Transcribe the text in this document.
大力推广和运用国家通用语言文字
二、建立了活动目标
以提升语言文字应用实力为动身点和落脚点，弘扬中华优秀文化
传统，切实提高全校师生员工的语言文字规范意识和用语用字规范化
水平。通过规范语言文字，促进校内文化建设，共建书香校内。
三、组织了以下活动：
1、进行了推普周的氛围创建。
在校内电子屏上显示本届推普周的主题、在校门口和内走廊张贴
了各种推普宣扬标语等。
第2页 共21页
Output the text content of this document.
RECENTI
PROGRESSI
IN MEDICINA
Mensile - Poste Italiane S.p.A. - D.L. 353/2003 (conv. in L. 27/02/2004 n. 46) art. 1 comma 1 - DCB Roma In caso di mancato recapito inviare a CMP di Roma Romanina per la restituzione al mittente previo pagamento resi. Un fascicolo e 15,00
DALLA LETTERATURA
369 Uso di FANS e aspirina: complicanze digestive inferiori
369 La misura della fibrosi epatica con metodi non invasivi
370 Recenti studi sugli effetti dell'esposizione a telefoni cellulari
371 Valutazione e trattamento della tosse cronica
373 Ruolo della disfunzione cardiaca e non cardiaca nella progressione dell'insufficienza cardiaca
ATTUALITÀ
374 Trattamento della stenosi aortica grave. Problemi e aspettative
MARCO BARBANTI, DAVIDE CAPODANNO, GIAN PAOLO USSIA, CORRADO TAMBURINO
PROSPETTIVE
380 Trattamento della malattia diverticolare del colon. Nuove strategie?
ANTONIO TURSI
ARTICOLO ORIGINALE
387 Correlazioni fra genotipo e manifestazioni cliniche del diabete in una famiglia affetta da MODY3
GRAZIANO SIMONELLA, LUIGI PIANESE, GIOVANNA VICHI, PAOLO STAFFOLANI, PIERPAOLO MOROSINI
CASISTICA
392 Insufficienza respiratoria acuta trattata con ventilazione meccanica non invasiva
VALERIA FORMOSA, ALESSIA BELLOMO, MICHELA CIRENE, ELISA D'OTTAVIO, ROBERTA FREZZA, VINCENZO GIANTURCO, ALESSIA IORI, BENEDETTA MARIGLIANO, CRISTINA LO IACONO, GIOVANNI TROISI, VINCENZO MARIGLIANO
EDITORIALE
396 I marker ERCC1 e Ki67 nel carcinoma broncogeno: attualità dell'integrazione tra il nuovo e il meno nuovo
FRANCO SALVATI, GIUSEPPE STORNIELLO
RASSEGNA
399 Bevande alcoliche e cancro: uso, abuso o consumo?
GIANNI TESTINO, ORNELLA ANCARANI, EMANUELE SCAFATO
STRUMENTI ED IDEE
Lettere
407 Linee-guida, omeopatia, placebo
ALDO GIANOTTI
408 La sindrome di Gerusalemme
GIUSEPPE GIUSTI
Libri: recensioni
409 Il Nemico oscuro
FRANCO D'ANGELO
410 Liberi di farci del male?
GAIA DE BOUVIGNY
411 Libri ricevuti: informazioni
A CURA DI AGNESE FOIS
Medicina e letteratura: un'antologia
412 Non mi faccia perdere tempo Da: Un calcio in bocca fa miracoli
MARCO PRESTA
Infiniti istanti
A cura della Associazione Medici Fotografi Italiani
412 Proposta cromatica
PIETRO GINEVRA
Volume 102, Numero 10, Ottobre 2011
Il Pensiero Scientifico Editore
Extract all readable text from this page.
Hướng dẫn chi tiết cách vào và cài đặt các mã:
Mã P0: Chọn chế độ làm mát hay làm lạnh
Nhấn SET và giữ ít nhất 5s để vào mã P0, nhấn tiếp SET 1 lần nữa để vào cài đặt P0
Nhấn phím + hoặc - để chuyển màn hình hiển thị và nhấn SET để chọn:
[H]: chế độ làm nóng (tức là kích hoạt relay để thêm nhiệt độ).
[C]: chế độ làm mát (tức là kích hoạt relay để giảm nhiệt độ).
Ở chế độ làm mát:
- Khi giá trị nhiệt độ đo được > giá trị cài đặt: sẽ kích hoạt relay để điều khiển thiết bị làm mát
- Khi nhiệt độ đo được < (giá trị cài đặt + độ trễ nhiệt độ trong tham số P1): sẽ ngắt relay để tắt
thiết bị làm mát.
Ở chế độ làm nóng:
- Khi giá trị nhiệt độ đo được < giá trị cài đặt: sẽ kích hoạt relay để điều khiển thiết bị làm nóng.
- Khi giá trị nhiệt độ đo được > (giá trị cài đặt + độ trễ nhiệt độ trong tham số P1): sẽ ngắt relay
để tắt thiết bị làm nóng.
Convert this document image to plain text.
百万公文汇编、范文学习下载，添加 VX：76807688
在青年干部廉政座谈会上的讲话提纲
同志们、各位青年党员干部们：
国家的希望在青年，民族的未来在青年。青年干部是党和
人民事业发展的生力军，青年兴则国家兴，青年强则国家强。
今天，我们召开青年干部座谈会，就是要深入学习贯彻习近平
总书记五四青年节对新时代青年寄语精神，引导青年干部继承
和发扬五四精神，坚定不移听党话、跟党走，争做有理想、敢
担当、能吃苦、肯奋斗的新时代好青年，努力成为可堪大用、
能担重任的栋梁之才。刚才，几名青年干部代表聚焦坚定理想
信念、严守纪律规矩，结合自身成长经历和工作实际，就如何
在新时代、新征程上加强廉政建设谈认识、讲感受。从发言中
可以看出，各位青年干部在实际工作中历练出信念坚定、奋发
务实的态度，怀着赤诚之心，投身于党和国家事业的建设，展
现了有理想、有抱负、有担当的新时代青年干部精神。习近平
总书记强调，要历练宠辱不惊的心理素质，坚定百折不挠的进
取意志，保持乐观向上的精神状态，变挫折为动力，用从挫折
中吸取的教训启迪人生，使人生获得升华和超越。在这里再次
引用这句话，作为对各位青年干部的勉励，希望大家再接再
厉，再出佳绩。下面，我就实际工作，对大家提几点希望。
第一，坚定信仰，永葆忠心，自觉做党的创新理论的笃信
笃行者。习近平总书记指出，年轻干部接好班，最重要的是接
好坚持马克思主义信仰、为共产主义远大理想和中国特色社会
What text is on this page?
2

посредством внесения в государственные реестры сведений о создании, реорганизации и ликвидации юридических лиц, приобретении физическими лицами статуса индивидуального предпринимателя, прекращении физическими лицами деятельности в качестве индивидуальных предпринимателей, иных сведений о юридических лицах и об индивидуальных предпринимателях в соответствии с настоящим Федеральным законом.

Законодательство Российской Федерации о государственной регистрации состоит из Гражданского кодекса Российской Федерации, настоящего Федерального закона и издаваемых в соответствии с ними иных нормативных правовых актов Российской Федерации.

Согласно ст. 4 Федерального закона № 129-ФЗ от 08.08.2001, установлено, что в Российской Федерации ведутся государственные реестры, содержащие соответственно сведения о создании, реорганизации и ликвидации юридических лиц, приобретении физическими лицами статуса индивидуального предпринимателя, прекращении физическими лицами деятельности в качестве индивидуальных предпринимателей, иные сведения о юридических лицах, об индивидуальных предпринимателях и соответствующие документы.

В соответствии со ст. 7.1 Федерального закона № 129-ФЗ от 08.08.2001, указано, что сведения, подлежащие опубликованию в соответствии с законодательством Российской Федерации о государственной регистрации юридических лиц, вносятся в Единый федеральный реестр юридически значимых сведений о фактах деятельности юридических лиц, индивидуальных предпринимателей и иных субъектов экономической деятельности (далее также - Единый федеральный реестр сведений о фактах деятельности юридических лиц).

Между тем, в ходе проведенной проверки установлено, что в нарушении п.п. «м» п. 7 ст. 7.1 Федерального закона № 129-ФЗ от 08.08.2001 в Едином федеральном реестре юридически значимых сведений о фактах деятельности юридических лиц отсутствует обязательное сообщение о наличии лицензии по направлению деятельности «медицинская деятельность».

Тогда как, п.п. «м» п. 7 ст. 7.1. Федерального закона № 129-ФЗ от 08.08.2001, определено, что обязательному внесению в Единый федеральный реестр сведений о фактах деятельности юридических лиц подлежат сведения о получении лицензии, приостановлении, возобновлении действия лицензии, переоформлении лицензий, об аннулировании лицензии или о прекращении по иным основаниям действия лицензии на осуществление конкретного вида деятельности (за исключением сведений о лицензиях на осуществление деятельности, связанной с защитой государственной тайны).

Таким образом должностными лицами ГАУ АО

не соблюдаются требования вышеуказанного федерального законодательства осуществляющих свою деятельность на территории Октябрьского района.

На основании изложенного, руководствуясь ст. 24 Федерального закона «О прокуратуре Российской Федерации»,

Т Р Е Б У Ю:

····················

» **Short task**
Pull every line containing the word "thiết" out of the entries above.

» **Finished answer**
- Khi giá trị nhiệt độ đo được > giá trị cài đặt: sẽ kích hoạt relay để điều khiển thiết bị làm mát
thiết bị làm mát.
- Khi giá trị nhiệt độ đo được < giá trị cài đặt: sẽ kích hoạt relay để điều khiển thiết bị làm nóng.
để tắt thiết bị làm nóng.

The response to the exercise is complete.